▶ What you are asked to do:
Copy out every line exactly, passing over the pictures.

▶ Data supplied:
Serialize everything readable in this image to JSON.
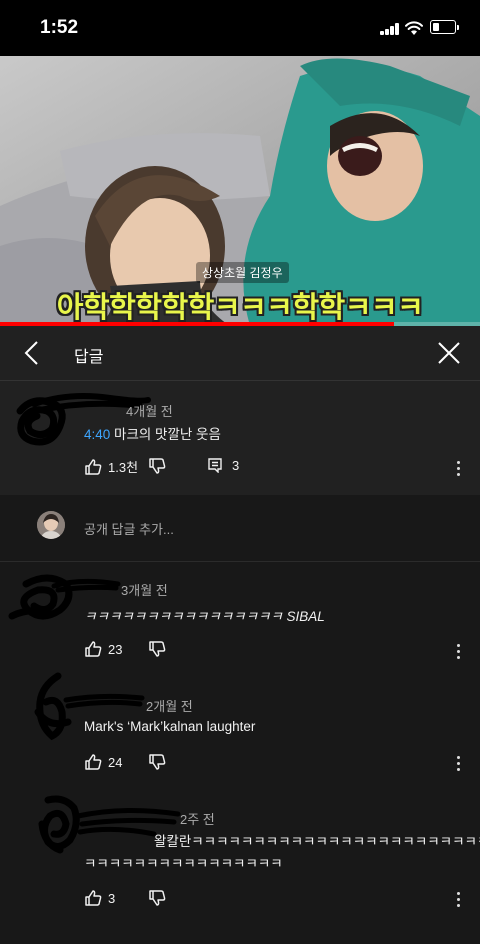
{
  "status_bar": {
    "time": "1:52"
  },
  "video": {
    "caption_name": "상상초월 김정우",
    "caption_main": "아학학학학학ㅋㅋㅋ학학ㅋㅋㅋ",
    "progress": 0.82
  },
  "header": {
    "title": "답글"
  },
  "parent_comment": {
    "age": "4개월 전",
    "timestamp": "4:40",
    "text": " 마크의 맛깔난 웃음",
    "likes": "1.3천",
    "replies": "3"
  },
  "add_reply": {
    "placeholder": "공개 답글 추가..."
  },
  "replies": [
    {
      "age": "3개월 전",
      "text": "ㅋㅋㅋㅋㅋㅋㅋㅋㅋㅋㅋㅋㅋㅋㅋㅋ SIBAL",
      "likes": "23"
    },
    {
      "age": "2개월 전",
      "text": "Mark's ‘Mark’kalnan laughter",
      "likes": "24"
    },
    {
      "age": "2주 전",
      "text_line1": "왈칼란ㅋㅋㅋㅋㅋㅋㅋㅋㅋㅋㅋㅋㅋㅋㅋㅋㅋㅋㅋㅋㅋㅋㅋㅋ",
      "text_line2": "ㅋㅋㅋㅋㅋㅋㅋㅋㅋㅋㅋㅋㅋㅋㅋㅋ",
      "likes": "3"
    }
  ],
  "colors": {
    "accent": "#3ea6ff",
    "progress": "#ff0000",
    "caption": "#e9f64b"
  }
}
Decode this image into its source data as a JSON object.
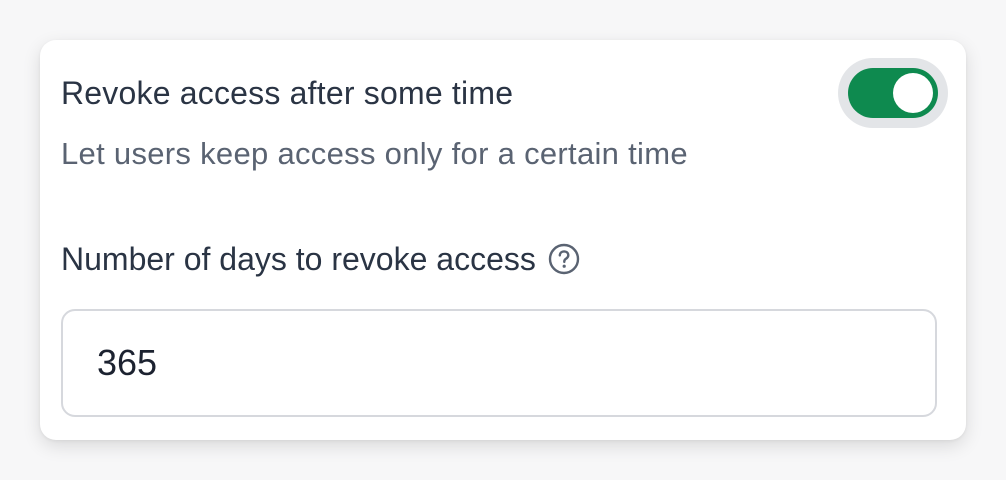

▶ Answer for the task:
Serialize everything readable in this image to JSON.
{
  "status_bar": {
    "time": "1:52"
  },
  "video": {
    "caption_name": "상상초월 김정우",
    "caption_main": "아학학학학학ㅋㅋㅋ학학ㅋㅋㅋ",
    "progress": 0.82
  },
  "header": {
    "title": "답글"
  },
  "parent_comment": {
    "age": "4개월 전",
    "timestamp": "4:40",
    "text": " 마크의 맛깔난 웃음",
    "likes": "1.3천",
    "replies": "3"
  },
  "add_reply": {
    "placeholder": "공개 답글 추가..."
  },
  "replies": [
    {
      "age": "3개월 전",
      "text": "ㅋㅋㅋㅋㅋㅋㅋㅋㅋㅋㅋㅋㅋㅋㅋㅋ SIBAL",
      "likes": "23"
    },
    {
      "age": "2개월 전",
      "text": "Mark's ‘Mark’kalnan laughter",
      "likes": "24"
    },
    {
      "age": "2주 전",
      "text_line1": "왈칼란ㅋㅋㅋㅋㅋㅋㅋㅋㅋㅋㅋㅋㅋㅋㅋㅋㅋㅋㅋㅋㅋㅋㅋㅋ",
      "text_line2": "ㅋㅋㅋㅋㅋㅋㅋㅋㅋㅋㅋㅋㅋㅋㅋㅋ",
      "likes": "3"
    }
  ],
  "colors": {
    "accent": "#3ea6ff",
    "progress": "#ff0000",
    "caption": "#e9f64b"
  }
}
Decode this image into its source data as a JSON object.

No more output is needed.